_MATERIAL_.
--- start ---

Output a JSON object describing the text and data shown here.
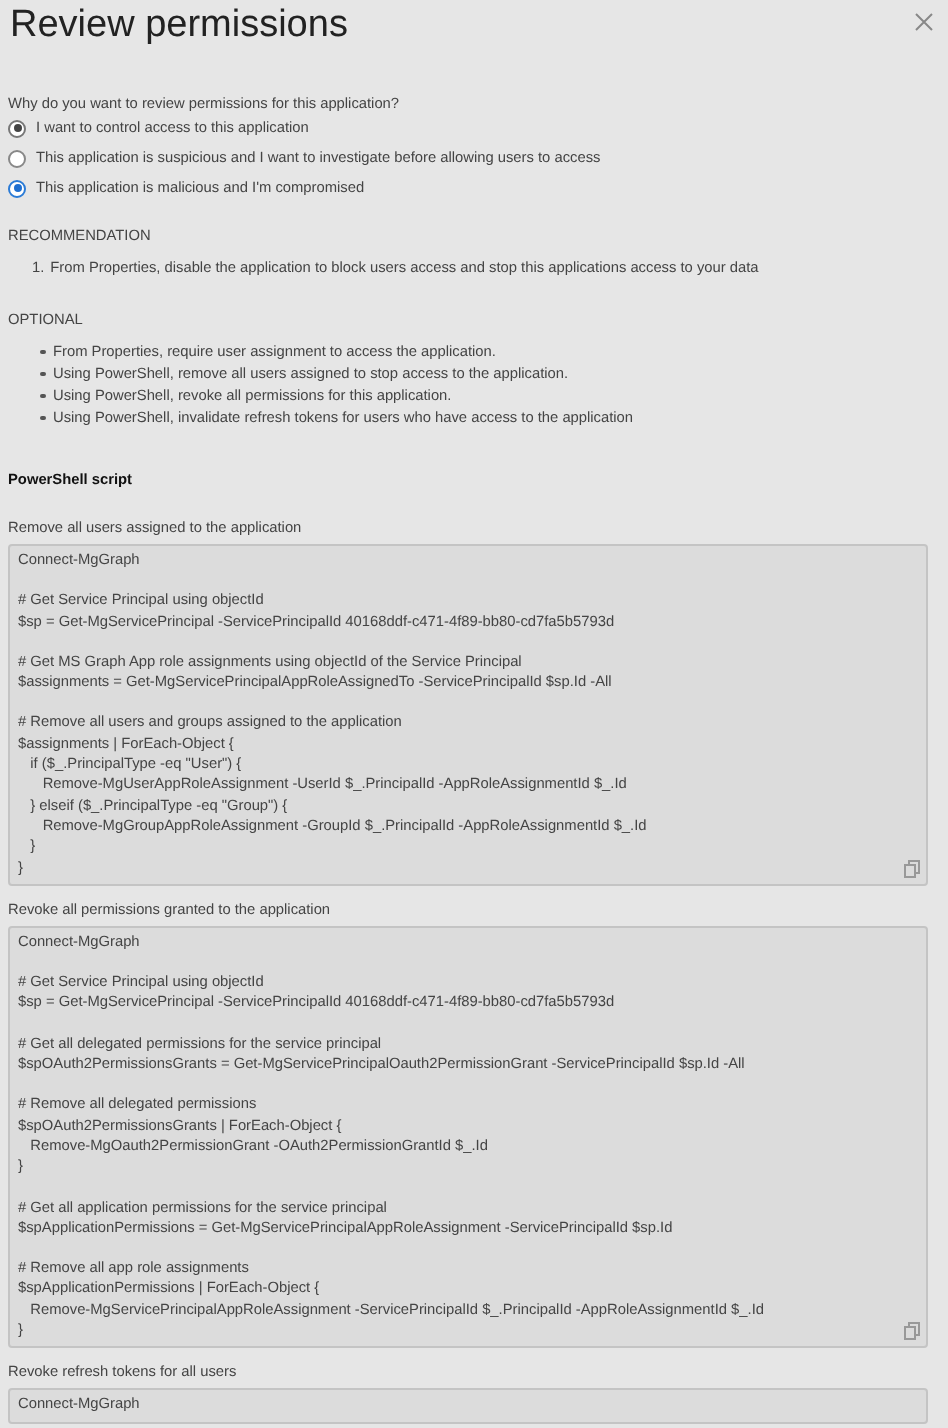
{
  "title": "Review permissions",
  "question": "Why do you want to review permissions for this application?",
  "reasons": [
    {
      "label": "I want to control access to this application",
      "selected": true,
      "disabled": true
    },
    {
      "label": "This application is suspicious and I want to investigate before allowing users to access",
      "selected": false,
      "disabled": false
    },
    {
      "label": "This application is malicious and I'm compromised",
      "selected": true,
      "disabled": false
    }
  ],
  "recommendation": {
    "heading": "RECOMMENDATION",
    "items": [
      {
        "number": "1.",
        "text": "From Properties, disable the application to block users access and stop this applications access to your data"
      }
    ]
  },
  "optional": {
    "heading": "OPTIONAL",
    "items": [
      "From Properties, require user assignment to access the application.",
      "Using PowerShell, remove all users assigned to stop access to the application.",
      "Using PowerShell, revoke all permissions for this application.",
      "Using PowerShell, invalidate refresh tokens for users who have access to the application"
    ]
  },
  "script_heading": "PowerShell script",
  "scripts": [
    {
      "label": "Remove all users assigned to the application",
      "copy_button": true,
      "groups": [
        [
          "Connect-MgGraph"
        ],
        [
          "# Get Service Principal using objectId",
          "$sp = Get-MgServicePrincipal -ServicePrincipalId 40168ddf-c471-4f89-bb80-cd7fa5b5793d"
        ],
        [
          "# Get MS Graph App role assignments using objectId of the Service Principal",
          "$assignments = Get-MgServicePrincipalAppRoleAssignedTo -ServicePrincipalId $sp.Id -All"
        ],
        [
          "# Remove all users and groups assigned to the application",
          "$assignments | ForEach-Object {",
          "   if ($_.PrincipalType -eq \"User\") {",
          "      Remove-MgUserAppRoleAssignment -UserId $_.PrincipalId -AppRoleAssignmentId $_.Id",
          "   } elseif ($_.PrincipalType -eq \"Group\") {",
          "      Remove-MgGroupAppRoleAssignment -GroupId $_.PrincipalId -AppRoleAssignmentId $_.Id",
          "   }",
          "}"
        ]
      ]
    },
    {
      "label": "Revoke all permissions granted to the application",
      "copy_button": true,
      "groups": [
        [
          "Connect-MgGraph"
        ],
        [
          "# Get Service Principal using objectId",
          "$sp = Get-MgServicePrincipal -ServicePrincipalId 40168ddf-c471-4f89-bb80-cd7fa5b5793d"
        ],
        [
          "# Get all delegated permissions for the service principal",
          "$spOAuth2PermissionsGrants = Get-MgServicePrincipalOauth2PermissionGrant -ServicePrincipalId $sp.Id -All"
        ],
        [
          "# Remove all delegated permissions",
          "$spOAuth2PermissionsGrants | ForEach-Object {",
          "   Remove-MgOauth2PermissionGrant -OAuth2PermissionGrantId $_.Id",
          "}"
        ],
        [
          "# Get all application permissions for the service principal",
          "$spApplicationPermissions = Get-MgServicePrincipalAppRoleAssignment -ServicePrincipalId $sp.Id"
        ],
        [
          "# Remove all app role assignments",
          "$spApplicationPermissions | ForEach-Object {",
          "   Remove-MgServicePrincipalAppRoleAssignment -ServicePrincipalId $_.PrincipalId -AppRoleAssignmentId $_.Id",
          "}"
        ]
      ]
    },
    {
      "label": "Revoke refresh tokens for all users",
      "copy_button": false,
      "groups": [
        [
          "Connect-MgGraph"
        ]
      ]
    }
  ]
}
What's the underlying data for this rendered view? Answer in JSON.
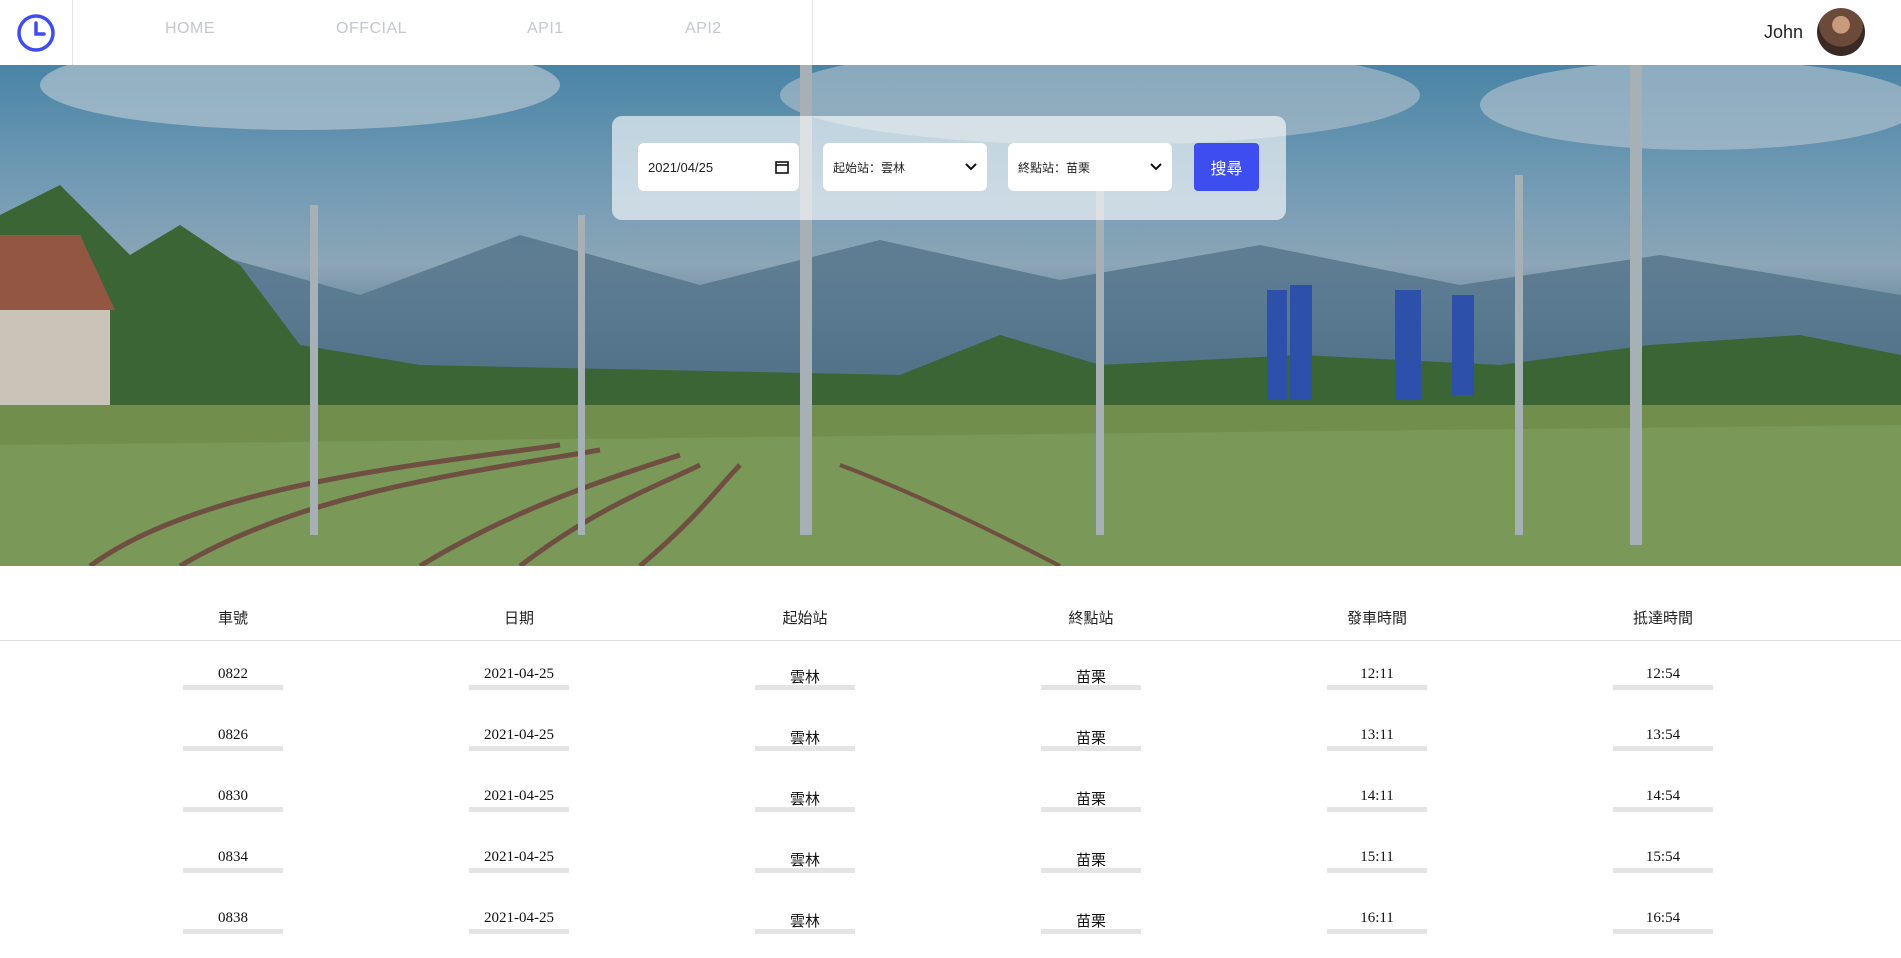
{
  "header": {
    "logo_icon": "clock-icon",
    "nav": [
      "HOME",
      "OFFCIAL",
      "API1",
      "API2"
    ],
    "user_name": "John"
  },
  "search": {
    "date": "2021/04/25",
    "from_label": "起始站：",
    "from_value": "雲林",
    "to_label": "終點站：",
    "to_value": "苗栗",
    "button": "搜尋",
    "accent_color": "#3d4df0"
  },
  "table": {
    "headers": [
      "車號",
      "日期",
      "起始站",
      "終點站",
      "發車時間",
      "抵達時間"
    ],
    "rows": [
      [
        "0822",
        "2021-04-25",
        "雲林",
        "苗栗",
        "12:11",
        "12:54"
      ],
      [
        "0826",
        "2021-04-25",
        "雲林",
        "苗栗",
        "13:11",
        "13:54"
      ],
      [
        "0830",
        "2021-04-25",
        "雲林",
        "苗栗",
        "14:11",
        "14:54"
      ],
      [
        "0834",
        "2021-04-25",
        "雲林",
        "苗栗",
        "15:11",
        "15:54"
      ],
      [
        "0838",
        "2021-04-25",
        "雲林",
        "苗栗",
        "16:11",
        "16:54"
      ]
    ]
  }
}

--- end ---

_WHAT THE EXERCISE ASKS_. Reproduce each line exactly, please, except for any pictures.

_EXERCISE OUTPUT_.
Output a JSON object describing the text and data shown here.
{
  "title": "Review permissions",
  "question": "Why do you want to review permissions for this application?",
  "reasons": [
    {
      "label": "I want to control access to this application",
      "selected": true,
      "disabled": true
    },
    {
      "label": "This application is suspicious and I want to investigate before allowing users to access",
      "selected": false,
      "disabled": false
    },
    {
      "label": "This application is malicious and I'm compromised",
      "selected": true,
      "disabled": false
    }
  ],
  "recommendation": {
    "heading": "RECOMMENDATION",
    "items": [
      {
        "number": "1.",
        "text": "From Properties, disable the application to block users access and stop this applications access to your data"
      }
    ]
  },
  "optional": {
    "heading": "OPTIONAL",
    "items": [
      "From Properties, require user assignment to access the application.",
      "Using PowerShell, remove all users assigned to stop access to the application.",
      "Using PowerShell, revoke all permissions for this application.",
      "Using PowerShell, invalidate refresh tokens for users who have access to the application"
    ]
  },
  "script_heading": "PowerShell script",
  "scripts": [
    {
      "label": "Remove all users assigned to the application",
      "copy_button": true,
      "groups": [
        [
          "Connect-MgGraph"
        ],
        [
          "# Get Service Principal using objectId",
          "$sp = Get-MgServicePrincipal -ServicePrincipalId 40168ddf-c471-4f89-bb80-cd7fa5b5793d"
        ],
        [
          "# Get MS Graph App role assignments using objectId of the Service Principal",
          "$assignments = Get-MgServicePrincipalAppRoleAssignedTo -ServicePrincipalId $sp.Id -All"
        ],
        [
          "# Remove all users and groups assigned to the application",
          "$assignments | ForEach-Object {",
          "   if ($_.PrincipalType -eq \"User\") {",
          "      Remove-MgUserAppRoleAssignment -UserId $_.PrincipalId -AppRoleAssignmentId $_.Id",
          "   } elseif ($_.PrincipalType -eq \"Group\") {",
          "      Remove-MgGroupAppRoleAssignment -GroupId $_.PrincipalId -AppRoleAssignmentId $_.Id",
          "   }",
          "}"
        ]
      ]
    },
    {
      "label": "Revoke all permissions granted to the application",
      "copy_button": true,
      "groups": [
        [
          "Connect-MgGraph"
        ],
        [
          "# Get Service Principal using objectId",
          "$sp = Get-MgServicePrincipal -ServicePrincipalId 40168ddf-c471-4f89-bb80-cd7fa5b5793d"
        ],
        [
          "# Get all delegated permissions for the service principal",
          "$spOAuth2PermissionsGrants = Get-MgServicePrincipalOauth2PermissionGrant -ServicePrincipalId $sp.Id -All"
        ],
        [
          "# Remove all delegated permissions",
          "$spOAuth2PermissionsGrants | ForEach-Object {",
          "   Remove-MgOauth2PermissionGrant -OAuth2PermissionGrantId $_.Id",
          "}"
        ],
        [
          "# Get all application permissions for the service principal",
          "$spApplicationPermissions = Get-MgServicePrincipalAppRoleAssignment -ServicePrincipalId $sp.Id"
        ],
        [
          "# Remove all app role assignments",
          "$spApplicationPermissions | ForEach-Object {",
          "   Remove-MgServicePrincipalAppRoleAssignment -ServicePrincipalId $_.PrincipalId -AppRoleAssignmentId $_.Id",
          "}"
        ]
      ]
    },
    {
      "label": "Revoke refresh tokens for all users",
      "copy_button": false,
      "groups": [
        [
          "Connect-MgGraph"
        ]
      ]
    }
  ]
}
What's the underlying data for this rendered view? Answer in JSON.
{
  "header": {
    "logo_icon": "clock-icon",
    "nav": [
      "HOME",
      "OFFCIAL",
      "API1",
      "API2"
    ],
    "user_name": "John"
  },
  "search": {
    "date": "2021/04/25",
    "from_label": "起始站：",
    "from_value": "雲林",
    "to_label": "終點站：",
    "to_value": "苗栗",
    "button": "搜尋",
    "accent_color": "#3d4df0"
  },
  "table": {
    "headers": [
      "車號",
      "日期",
      "起始站",
      "終點站",
      "發車時間",
      "抵達時間"
    ],
    "rows": [
      [
        "0822",
        "2021-04-25",
        "雲林",
        "苗栗",
        "12:11",
        "12:54"
      ],
      [
        "0826",
        "2021-04-25",
        "雲林",
        "苗栗",
        "13:11",
        "13:54"
      ],
      [
        "0830",
        "2021-04-25",
        "雲林",
        "苗栗",
        "14:11",
        "14:54"
      ],
      [
        "0834",
        "2021-04-25",
        "雲林",
        "苗栗",
        "15:11",
        "15:54"
      ],
      [
        "0838",
        "2021-04-25",
        "雲林",
        "苗栗",
        "16:11",
        "16:54"
      ]
    ]
  }
}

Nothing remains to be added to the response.